=== PROBLEM TO SOLVE ===
Please rewrite the lines below, putting "Drawing size" in place of every "Patent image size" and leaving everything else untouched.

Stored entries:
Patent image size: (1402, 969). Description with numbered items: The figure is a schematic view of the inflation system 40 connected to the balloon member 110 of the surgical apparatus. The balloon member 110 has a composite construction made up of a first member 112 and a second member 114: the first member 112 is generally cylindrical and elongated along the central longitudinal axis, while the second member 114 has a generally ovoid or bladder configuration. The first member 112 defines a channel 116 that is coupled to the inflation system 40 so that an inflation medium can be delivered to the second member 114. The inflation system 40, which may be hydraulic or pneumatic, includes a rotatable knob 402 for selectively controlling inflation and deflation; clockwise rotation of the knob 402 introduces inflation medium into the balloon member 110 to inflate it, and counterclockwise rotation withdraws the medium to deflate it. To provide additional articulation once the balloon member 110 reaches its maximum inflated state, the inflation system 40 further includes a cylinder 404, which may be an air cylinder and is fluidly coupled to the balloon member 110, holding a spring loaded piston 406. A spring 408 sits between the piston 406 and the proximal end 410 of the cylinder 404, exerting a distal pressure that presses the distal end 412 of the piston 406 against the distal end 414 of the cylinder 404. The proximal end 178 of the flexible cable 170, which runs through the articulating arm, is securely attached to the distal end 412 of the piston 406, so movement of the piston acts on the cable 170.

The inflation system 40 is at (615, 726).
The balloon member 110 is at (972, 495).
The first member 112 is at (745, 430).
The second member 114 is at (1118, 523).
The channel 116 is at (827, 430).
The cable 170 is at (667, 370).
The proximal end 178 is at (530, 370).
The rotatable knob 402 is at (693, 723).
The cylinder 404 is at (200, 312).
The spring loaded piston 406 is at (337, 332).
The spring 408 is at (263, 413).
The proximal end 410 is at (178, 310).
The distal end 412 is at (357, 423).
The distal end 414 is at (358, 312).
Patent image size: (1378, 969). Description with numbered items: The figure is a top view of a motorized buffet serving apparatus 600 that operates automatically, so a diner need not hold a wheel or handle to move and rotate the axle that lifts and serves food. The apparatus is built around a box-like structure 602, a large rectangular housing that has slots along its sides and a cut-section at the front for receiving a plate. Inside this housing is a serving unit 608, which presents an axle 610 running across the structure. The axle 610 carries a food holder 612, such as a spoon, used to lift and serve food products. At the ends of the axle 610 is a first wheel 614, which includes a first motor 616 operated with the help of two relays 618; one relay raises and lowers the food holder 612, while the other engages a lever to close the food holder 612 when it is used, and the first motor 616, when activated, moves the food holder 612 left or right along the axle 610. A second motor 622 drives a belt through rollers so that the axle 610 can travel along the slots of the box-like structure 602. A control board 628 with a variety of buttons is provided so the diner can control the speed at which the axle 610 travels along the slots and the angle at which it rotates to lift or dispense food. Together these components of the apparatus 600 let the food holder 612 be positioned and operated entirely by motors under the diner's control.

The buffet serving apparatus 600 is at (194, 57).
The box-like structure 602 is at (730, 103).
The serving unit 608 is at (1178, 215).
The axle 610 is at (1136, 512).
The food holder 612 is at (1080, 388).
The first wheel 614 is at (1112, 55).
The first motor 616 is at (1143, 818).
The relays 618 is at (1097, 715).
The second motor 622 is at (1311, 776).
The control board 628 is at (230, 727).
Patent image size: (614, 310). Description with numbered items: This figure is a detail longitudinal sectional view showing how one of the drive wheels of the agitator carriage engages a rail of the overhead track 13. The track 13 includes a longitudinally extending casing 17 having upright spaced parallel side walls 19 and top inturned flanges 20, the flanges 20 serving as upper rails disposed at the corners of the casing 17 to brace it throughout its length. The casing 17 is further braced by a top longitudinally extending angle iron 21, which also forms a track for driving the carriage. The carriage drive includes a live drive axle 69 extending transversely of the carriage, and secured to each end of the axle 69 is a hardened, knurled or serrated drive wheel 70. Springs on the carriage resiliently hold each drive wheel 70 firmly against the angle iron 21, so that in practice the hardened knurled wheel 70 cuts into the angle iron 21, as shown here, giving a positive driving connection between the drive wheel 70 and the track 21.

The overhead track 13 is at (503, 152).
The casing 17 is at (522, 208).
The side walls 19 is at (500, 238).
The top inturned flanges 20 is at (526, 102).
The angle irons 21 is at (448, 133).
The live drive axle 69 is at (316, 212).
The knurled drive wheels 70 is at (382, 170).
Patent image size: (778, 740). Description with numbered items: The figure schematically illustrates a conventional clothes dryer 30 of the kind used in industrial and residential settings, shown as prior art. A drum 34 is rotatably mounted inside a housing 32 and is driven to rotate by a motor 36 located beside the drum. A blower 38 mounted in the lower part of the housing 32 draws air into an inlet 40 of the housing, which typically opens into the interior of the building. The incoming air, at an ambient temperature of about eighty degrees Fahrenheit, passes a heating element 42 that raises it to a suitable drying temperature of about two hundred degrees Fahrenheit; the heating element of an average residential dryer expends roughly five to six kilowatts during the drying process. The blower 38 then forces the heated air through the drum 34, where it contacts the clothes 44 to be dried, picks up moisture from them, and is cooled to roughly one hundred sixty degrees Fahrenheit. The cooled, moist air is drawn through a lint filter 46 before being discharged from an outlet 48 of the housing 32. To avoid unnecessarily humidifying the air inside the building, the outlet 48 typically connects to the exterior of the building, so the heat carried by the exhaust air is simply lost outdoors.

=== RESULT OF THIS TASK ===
Drawing size: (1402, 969). Description with numbered items: The figure is a schematic view of the inflation system 40 connected to the balloon member 110 of the surgical apparatus. The balloon member 110 has a composite construction made up of a first member 112 and a second member 114: the first member 112 is generally cylindrical and elongated along the central longitudinal axis, while the second member 114 has a generally ovoid or bladder configuration. The first member 112 defines a channel 116 that is coupled to the inflation system 40 so that an inflation medium can be delivered to the second member 114. The inflation system 40, which may be hydraulic or pneumatic, includes a rotatable knob 402 for selectively controlling inflation and deflation; clockwise rotation of the knob 402 introduces inflation medium into the balloon member 110 to inflate it, and counterclockwise rotation withdraws the medium to deflate it. To provide additional articulation once the balloon member 110 reaches its maximum inflated state, the inflation system 40 further includes a cylinder 404, which may be an air cylinder and is fluidly coupled to the balloon member 110, holding a spring loaded piston 406. A spring 408 sits between the piston 406 and the proximal end 410 of the cylinder 404, exerting a distal pressure that presses the distal end 412 of the piston 406 against the distal end 414 of the cylinder 404. The proximal end 178 of the flexible cable 170, which runs through the articulating arm, is securely attached to the distal end 412 of the piston 406, so movement of the piston acts on the cable 170.

The inflation system 40 is at (615, 726).
The balloon member 110 is at (972, 495).
The first member 112 is at (745, 430).
The second member 114 is at (1118, 523).
The channel 116 is at (827, 430).
The cable 170 is at (667, 370).
The proximal end 178 is at (530, 370).
The rotatable knob 402 is at (693, 723).
The cylinder 404 is at (200, 312).
The spring loaded piston 406 is at (337, 332).
The spring 408 is at (263, 413).
The proximal end 410 is at (178, 310).
The distal end 412 is at (357, 423).
The distal end 414 is at (358, 312).
Drawing size: (1378, 969). Description with numbered items: The figure is a top view of a motorized buffet serving apparatus 600 that operates automatically, so a diner need not hold a wheel or handle to move and rotate the axle that lifts and serves food. The apparatus is built around a box-like structure 602, a large rectangular housing that has slots along its sides and a cut-section at the front for receiving a plate. Inside this housing is a serving unit 608, which presents an axle 610 running across the structure. The axle 610 carries a food holder 612, such as a spoon, used to lift and serve food products. At the ends of the axle 610 is a first wheel 614, which includes a first motor 616 operated with the help of two relays 618; one relay raises and lowers the food holder 612, while the other engages a lever to close the food holder 612 when it is used, and the first motor 616, when activated, moves the food holder 612 left or right along the axle 610. A second motor 622 drives a belt through rollers so that the axle 610 can travel along the slots of the box-like structure 602. A control board 628 with a variety of buttons is provided so the diner can control the speed at which the axle 610 travels along the slots and the angle at which it rotates to lift or dispense food. Together these components of the apparatus 600 let the food holder 612 be positioned and operated entirely by motors under the diner's control.

The buffet serving apparatus 600 is at (194, 57).
The box-like structure 602 is at (730, 103).
The serving unit 608 is at (1178, 215).
The axle 610 is at (1136, 512).
The food holder 612 is at (1080, 388).
The first wheel 614 is at (1112, 55).
The first motor 616 is at (1143, 818).
The relays 618 is at (1097, 715).
The second motor 622 is at (1311, 776).
The control board 628 is at (230, 727).
Drawing size: (614, 310). Description with numbered items: This figure is a detail longitudinal sectional view showing how one of the drive wheels of the agitator carriage engages a rail of the overhead track 13. The track 13 includes a longitudinally extending casing 17 having upright spaced parallel side walls 19 and top inturned flanges 20, the flanges 20 serving as upper rails disposed at the corners of the casing 17 to brace it throughout its length. The casing 17 is further braced by a top longitudinally extending angle iron 21, which also forms a track for driving the carriage. The carriage drive includes a live drive axle 69 extending transversely of the carriage, and secured to each end of the axle 69 is a hardened, knurled or serrated drive wheel 70. Springs on the carriage resiliently hold each drive wheel 70 firmly against the angle iron 21, so that in practice the hardened knurled wheel 70 cuts into the angle iron 21, as shown here, giving a positive driving connection between the drive wheel 70 and the track 21.

The overhead track 13 is at (503, 152).
The casing 17 is at (522, 208).
The side walls 19 is at (500, 238).
The top inturned flanges 20 is at (526, 102).
The angle irons 21 is at (448, 133).
The live drive axle 69 is at (316, 212).
The knurled drive wheels 70 is at (382, 170).
Drawing size: (778, 740). Description with numbered items: The figure schematically illustrates a conventional clothes dryer 30 of the kind used in industrial and residential settings, shown as prior art. A drum 34 is rotatably mounted inside a housing 32 and is driven to rotate by a motor 36 located beside the drum. A blower 38 mounted in the lower part of the housing 32 draws air into an inlet 40 of the housing, which typically opens into the interior of the building. The incoming air, at an ambient temperature of about eighty degrees Fahrenheit, passes a heating element 42 that raises it to a suitable drying temperature of about two hundred degrees Fahrenheit; the heating element of an average residential dryer expends roughly five to six kilowatts during the drying process. The blower 38 then forces the heated air through the drum 34, where it contacts the clothes 44 to be dried, picks up moisture from them, and is cooled to roughly one hundred sixty degrees Fahrenheit. The cooled, moist air is drawn through a lint filter 46 before being discharged from an outlet 48 of the housing 32. To avoid unnecessarily humidifying the air inside the building, the outlet 48 typically connects to the exterior of the building, so the heat carried by the exhaust air is simply lost outdoors.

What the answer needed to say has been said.